Output each entry that follows exactly. Images stay out.

-- Start EXERCISE MATERIALS --

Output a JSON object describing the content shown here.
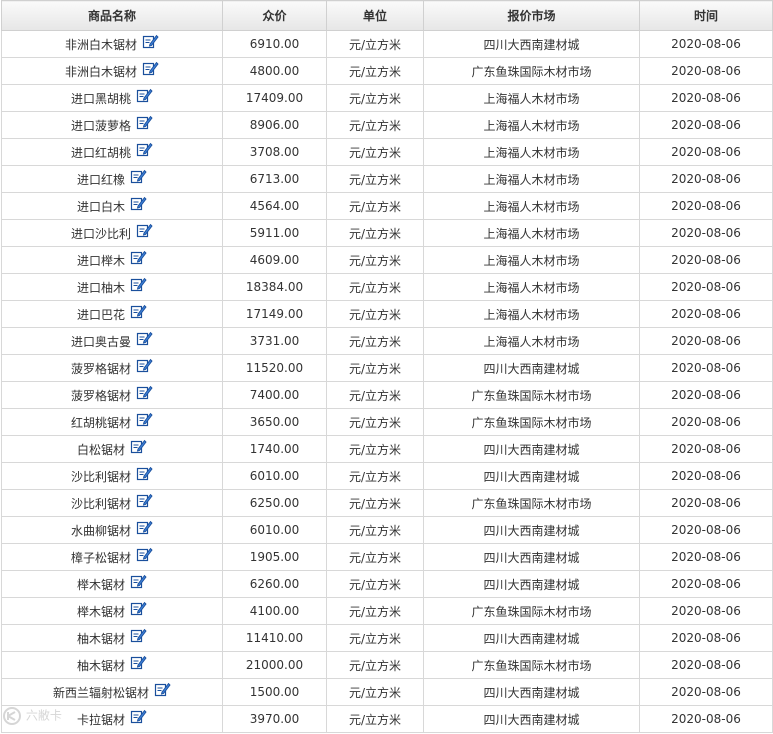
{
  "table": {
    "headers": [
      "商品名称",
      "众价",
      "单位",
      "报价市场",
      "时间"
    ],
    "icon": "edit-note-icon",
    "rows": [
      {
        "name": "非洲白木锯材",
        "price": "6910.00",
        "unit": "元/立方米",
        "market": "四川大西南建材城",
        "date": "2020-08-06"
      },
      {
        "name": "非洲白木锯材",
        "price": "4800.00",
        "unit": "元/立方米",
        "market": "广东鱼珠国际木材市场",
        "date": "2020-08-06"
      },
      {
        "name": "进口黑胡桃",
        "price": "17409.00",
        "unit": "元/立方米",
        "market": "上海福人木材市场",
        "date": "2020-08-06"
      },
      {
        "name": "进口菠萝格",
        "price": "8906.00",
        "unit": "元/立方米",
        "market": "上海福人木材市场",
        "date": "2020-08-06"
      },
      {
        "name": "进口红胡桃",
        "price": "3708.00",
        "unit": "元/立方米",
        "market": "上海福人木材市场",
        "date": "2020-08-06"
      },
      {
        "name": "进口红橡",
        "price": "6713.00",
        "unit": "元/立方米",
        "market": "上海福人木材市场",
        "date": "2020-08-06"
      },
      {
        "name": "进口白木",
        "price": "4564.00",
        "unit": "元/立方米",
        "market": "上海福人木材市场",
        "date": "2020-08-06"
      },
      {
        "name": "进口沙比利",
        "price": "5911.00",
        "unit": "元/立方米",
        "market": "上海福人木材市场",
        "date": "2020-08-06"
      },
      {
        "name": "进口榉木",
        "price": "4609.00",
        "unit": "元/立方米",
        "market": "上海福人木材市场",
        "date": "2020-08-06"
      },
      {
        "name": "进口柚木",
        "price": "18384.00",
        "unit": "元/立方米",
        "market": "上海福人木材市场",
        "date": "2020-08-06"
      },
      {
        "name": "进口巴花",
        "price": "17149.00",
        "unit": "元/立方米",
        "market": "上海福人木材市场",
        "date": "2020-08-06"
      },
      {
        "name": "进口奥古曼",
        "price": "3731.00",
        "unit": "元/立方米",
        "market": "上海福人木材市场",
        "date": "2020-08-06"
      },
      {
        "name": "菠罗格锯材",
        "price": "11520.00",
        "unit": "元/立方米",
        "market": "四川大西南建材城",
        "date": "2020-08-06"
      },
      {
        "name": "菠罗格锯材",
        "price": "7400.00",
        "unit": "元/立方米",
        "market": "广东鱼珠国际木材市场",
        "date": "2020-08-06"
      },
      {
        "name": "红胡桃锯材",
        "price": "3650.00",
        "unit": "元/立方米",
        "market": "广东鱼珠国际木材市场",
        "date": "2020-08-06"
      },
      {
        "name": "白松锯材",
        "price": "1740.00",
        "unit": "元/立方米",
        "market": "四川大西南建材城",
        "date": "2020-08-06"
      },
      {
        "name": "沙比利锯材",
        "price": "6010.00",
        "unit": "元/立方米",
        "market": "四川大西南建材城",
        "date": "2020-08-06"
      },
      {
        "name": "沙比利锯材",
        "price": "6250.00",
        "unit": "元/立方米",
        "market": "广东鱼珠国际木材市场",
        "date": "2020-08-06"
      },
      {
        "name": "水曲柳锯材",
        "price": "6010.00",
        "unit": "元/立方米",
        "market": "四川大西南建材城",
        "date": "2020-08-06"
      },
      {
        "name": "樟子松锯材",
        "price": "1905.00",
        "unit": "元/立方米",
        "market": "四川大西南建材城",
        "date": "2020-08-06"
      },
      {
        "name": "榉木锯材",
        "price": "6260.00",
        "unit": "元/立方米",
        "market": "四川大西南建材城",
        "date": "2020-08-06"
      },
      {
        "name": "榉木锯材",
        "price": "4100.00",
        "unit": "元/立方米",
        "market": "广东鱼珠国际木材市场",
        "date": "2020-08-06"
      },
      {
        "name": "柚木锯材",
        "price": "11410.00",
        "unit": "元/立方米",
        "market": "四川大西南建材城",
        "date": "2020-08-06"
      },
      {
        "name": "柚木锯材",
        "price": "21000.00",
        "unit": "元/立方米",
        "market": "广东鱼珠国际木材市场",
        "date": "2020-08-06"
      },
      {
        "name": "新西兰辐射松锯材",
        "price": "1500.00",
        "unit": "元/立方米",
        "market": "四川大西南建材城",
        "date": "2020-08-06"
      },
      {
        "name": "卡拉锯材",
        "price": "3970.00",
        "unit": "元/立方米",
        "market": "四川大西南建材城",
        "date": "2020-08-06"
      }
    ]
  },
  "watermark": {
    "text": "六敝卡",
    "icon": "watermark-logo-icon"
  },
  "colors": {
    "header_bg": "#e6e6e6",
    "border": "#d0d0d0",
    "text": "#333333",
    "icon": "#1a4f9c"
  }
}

-- End EXERCISE MATERIALS --

## OUTPUT BELOW
Output a JSON object describing the content shown here.
{
  "table": {
    "headers": [
      "商品名称",
      "众价",
      "单位",
      "报价市场",
      "时间"
    ],
    "icon": "edit-note-icon",
    "rows": [
      {
        "name": "非洲白木锯材",
        "price": "6910.00",
        "unit": "元/立方米",
        "market": "四川大西南建材城",
        "date": "2020-08-06"
      },
      {
        "name": "非洲白木锯材",
        "price": "4800.00",
        "unit": "元/立方米",
        "market": "广东鱼珠国际木材市场",
        "date": "2020-08-06"
      },
      {
        "name": "进口黑胡桃",
        "price": "17409.00",
        "unit": "元/立方米",
        "market": "上海福人木材市场",
        "date": "2020-08-06"
      },
      {
        "name": "进口菠萝格",
        "price": "8906.00",
        "unit": "元/立方米",
        "market": "上海福人木材市场",
        "date": "2020-08-06"
      },
      {
        "name": "进口红胡桃",
        "price": "3708.00",
        "unit": "元/立方米",
        "market": "上海福人木材市场",
        "date": "2020-08-06"
      },
      {
        "name": "进口红橡",
        "price": "6713.00",
        "unit": "元/立方米",
        "market": "上海福人木材市场",
        "date": "2020-08-06"
      },
      {
        "name": "进口白木",
        "price": "4564.00",
        "unit": "元/立方米",
        "market": "上海福人木材市场",
        "date": "2020-08-06"
      },
      {
        "name": "进口沙比利",
        "price": "5911.00",
        "unit": "元/立方米",
        "market": "上海福人木材市场",
        "date": "2020-08-06"
      },
      {
        "name": "进口榉木",
        "price": "4609.00",
        "unit": "元/立方米",
        "market": "上海福人木材市场",
        "date": "2020-08-06"
      },
      {
        "name": "进口柚木",
        "price": "18384.00",
        "unit": "元/立方米",
        "market": "上海福人木材市场",
        "date": "2020-08-06"
      },
      {
        "name": "进口巴花",
        "price": "17149.00",
        "unit": "元/立方米",
        "market": "上海福人木材市场",
        "date": "2020-08-06"
      },
      {
        "name": "进口奥古曼",
        "price": "3731.00",
        "unit": "元/立方米",
        "market": "上海福人木材市场",
        "date": "2020-08-06"
      },
      {
        "name": "菠罗格锯材",
        "price": "11520.00",
        "unit": "元/立方米",
        "market": "四川大西南建材城",
        "date": "2020-08-06"
      },
      {
        "name": "菠罗格锯材",
        "price": "7400.00",
        "unit": "元/立方米",
        "market": "广东鱼珠国际木材市场",
        "date": "2020-08-06"
      },
      {
        "name": "红胡桃锯材",
        "price": "3650.00",
        "unit": "元/立方米",
        "market": "广东鱼珠国际木材市场",
        "date": "2020-08-06"
      },
      {
        "name": "白松锯材",
        "price": "1740.00",
        "unit": "元/立方米",
        "market": "四川大西南建材城",
        "date": "2020-08-06"
      },
      {
        "name": "沙比利锯材",
        "price": "6010.00",
        "unit": "元/立方米",
        "market": "四川大西南建材城",
        "date": "2020-08-06"
      },
      {
        "name": "沙比利锯材",
        "price": "6250.00",
        "unit": "元/立方米",
        "market": "广东鱼珠国际木材市场",
        "date": "2020-08-06"
      },
      {
        "name": "水曲柳锯材",
        "price": "6010.00",
        "unit": "元/立方米",
        "market": "四川大西南建材城",
        "date": "2020-08-06"
      },
      {
        "name": "樟子松锯材",
        "price": "1905.00",
        "unit": "元/立方米",
        "market": "四川大西南建材城",
        "date": "2020-08-06"
      },
      {
        "name": "榉木锯材",
        "price": "6260.00",
        "unit": "元/立方米",
        "market": "四川大西南建材城",
        "date": "2020-08-06"
      },
      {
        "name": "榉木锯材",
        "price": "4100.00",
        "unit": "元/立方米",
        "market": "广东鱼珠国际木材市场",
        "date": "2020-08-06"
      },
      {
        "name": "柚木锯材",
        "price": "11410.00",
        "unit": "元/立方米",
        "market": "四川大西南建材城",
        "date": "2020-08-06"
      },
      {
        "name": "柚木锯材",
        "price": "21000.00",
        "unit": "元/立方米",
        "market": "广东鱼珠国际木材市场",
        "date": "2020-08-06"
      },
      {
        "name": "新西兰辐射松锯材",
        "price": "1500.00",
        "unit": "元/立方米",
        "market": "四川大西南建材城",
        "date": "2020-08-06"
      },
      {
        "name": "卡拉锯材",
        "price": "3970.00",
        "unit": "元/立方米",
        "market": "四川大西南建材城",
        "date": "2020-08-06"
      }
    ]
  },
  "watermark": {
    "text": "六敝卡",
    "icon": "watermark-logo-icon"
  },
  "colors": {
    "header_bg": "#e6e6e6",
    "border": "#d0d0d0",
    "text": "#333333",
    "icon": "#1a4f9c"
  }
}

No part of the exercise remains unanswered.